§ **Instructions to follow**
Set down the whole listing verbatim.

*** Data extract ***

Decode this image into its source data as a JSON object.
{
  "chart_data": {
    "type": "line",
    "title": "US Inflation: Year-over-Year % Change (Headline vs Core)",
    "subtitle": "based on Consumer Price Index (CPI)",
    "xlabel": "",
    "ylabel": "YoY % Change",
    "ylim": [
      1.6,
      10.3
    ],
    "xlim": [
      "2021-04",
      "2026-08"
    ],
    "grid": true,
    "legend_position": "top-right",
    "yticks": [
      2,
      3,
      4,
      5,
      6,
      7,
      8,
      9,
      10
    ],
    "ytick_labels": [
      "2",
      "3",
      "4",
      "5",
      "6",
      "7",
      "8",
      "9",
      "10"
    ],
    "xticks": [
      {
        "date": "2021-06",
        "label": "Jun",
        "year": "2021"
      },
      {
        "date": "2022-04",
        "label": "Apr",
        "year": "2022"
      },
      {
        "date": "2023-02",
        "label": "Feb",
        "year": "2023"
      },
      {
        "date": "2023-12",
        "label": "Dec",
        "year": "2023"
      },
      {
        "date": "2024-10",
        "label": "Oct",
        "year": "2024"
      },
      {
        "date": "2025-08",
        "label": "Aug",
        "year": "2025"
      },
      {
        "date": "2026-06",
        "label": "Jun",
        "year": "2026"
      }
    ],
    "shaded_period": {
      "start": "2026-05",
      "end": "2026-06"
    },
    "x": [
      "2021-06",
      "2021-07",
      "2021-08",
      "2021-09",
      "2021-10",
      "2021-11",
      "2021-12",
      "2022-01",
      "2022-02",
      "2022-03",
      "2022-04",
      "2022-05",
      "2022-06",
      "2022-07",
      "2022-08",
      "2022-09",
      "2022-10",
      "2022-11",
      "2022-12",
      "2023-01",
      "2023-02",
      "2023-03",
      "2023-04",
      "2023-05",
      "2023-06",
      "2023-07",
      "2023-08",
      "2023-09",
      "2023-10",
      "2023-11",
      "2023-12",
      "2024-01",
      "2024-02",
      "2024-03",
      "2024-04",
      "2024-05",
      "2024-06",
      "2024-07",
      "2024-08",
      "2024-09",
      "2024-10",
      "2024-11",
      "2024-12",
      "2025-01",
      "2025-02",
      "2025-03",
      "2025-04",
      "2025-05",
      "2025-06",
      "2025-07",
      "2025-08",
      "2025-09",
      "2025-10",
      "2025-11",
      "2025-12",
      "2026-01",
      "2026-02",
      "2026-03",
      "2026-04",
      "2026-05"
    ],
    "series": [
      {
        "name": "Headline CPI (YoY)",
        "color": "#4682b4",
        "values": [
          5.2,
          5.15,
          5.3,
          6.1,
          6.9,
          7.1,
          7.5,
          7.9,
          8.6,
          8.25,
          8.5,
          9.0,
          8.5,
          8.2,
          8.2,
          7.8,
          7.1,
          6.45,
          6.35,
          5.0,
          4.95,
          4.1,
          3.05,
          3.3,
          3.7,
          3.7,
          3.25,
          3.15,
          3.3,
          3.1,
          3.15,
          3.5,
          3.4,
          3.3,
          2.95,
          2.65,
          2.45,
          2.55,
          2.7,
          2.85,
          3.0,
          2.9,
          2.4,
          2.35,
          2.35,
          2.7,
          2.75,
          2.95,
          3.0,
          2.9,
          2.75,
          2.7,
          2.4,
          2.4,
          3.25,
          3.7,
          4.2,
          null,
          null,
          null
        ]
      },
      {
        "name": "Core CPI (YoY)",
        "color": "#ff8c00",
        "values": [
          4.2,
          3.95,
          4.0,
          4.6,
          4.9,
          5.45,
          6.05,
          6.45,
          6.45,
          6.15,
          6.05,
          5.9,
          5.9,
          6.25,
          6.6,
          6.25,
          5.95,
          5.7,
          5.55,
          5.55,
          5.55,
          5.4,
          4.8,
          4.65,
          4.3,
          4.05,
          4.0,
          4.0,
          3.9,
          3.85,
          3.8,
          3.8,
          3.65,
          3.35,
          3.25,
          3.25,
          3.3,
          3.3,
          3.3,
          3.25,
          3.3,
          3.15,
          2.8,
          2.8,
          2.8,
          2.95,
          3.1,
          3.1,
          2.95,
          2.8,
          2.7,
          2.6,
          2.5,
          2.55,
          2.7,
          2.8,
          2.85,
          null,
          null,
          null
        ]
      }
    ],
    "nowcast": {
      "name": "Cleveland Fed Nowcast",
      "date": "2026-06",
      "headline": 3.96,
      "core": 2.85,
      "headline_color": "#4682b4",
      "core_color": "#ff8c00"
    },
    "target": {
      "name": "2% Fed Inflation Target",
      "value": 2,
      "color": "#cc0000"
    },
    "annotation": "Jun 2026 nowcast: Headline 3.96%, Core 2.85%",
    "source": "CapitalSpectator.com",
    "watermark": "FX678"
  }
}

***

§ **Finished exercise**
Decode this image into its source data as a JSON object.
{
  "chart_data": {
    "type": "line",
    "title": "US Inflation: Year-over-Year % Change (Headline vs Core)",
    "subtitle": "based on Consumer Price Index (CPI)",
    "xlabel": "",
    "ylabel": "YoY % Change",
    "ylim": [
      1.6,
      10.3
    ],
    "xlim": [
      "2021-04",
      "2026-08"
    ],
    "grid": true,
    "legend_position": "top-right",
    "yticks": [
      2,
      3,
      4,
      5,
      6,
      7,
      8,
      9,
      10
    ],
    "ytick_labels": [
      "2",
      "3",
      "4",
      "5",
      "6",
      "7",
      "8",
      "9",
      "10"
    ],
    "xticks": [
      {
        "date": "2021-06",
        "label": "Jun",
        "year": "2021"
      },
      {
        "date": "2022-04",
        "label": "Apr",
        "year": "2022"
      },
      {
        "date": "2023-02",
        "label": "Feb",
        "year": "2023"
      },
      {
        "date": "2023-12",
        "label": "Dec",
        "year": "2023"
      },
      {
        "date": "2024-10",
        "label": "Oct",
        "year": "2024"
      },
      {
        "date": "2025-08",
        "label": "Aug",
        "year": "2025"
      },
      {
        "date": "2026-06",
        "label": "Jun",
        "year": "2026"
      }
    ],
    "shaded_period": {
      "start": "2026-05",
      "end": "2026-06"
    },
    "x": [
      "2021-06",
      "2021-07",
      "2021-08",
      "2021-09",
      "2021-10",
      "2021-11",
      "2021-12",
      "2022-01",
      "2022-02",
      "2022-03",
      "2022-04",
      "2022-05",
      "2022-06",
      "2022-07",
      "2022-08",
      "2022-09",
      "2022-10",
      "2022-11",
      "2022-12",
      "2023-01",
      "2023-02",
      "2023-03",
      "2023-04",
      "2023-05",
      "2023-06",
      "2023-07",
      "2023-08",
      "2023-09",
      "2023-10",
      "2023-11",
      "2023-12",
      "2024-01",
      "2024-02",
      "2024-03",
      "2024-04",
      "2024-05",
      "2024-06",
      "2024-07",
      "2024-08",
      "2024-09",
      "2024-10",
      "2024-11",
      "2024-12",
      "2025-01",
      "2025-02",
      "2025-03",
      "2025-04",
      "2025-05",
      "2025-06",
      "2025-07",
      "2025-08",
      "2025-09",
      "2025-10",
      "2025-11",
      "2025-12",
      "2026-01",
      "2026-02",
      "2026-03",
      "2026-04",
      "2026-05"
    ],
    "series": [
      {
        "name": "Headline CPI (YoY)",
        "color": "#4682b4",
        "values": [
          5.2,
          5.15,
          5.3,
          6.1,
          6.9,
          7.1,
          7.5,
          7.9,
          8.6,
          8.25,
          8.5,
          9.0,
          8.5,
          8.2,
          8.2,
          7.8,
          7.1,
          6.45,
          6.35,
          5.0,
          4.95,
          4.1,
          3.05,
          3.3,
          3.7,
          3.7,
          3.25,
          3.15,
          3.3,
          3.1,
          3.15,
          3.5,
          3.4,
          3.3,
          2.95,
          2.65,
          2.45,
          2.55,
          2.7,
          2.85,
          3.0,
          2.9,
          2.4,
          2.35,
          2.35,
          2.7,
          2.75,
          2.95,
          3.0,
          2.9,
          2.75,
          2.7,
          2.4,
          2.4,
          3.25,
          3.7,
          4.2,
          null,
          null,
          null
        ]
      },
      {
        "name": "Core CPI (YoY)",
        "color": "#ff8c00",
        "values": [
          4.2,
          3.95,
          4.0,
          4.6,
          4.9,
          5.45,
          6.05,
          6.45,
          6.45,
          6.15,
          6.05,
          5.9,
          5.9,
          6.25,
          6.6,
          6.25,
          5.95,
          5.7,
          5.55,
          5.55,
          5.55,
          5.4,
          4.8,
          4.65,
          4.3,
          4.05,
          4.0,
          4.0,
          3.9,
          3.85,
          3.8,
          3.8,
          3.65,
          3.35,
          3.25,
          3.25,
          3.3,
          3.3,
          3.3,
          3.25,
          3.3,
          3.15,
          2.8,
          2.8,
          2.8,
          2.95,
          3.1,
          3.1,
          2.95,
          2.8,
          2.7,
          2.6,
          2.5,
          2.55,
          2.7,
          2.8,
          2.85,
          null,
          null,
          null
        ]
      }
    ],
    "nowcast": {
      "name": "Cleveland Fed Nowcast",
      "date": "2026-06",
      "headline": 3.96,
      "core": 2.85,
      "headline_color": "#4682b4",
      "core_color": "#ff8c00"
    },
    "target": {
      "name": "2% Fed Inflation Target",
      "value": 2,
      "color": "#cc0000"
    },
    "annotation": "Jun 2026 nowcast: Headline 3.96%, Core 2.85%",
    "source": "CapitalSpectator.com",
    "watermark": "FX678"
  }
}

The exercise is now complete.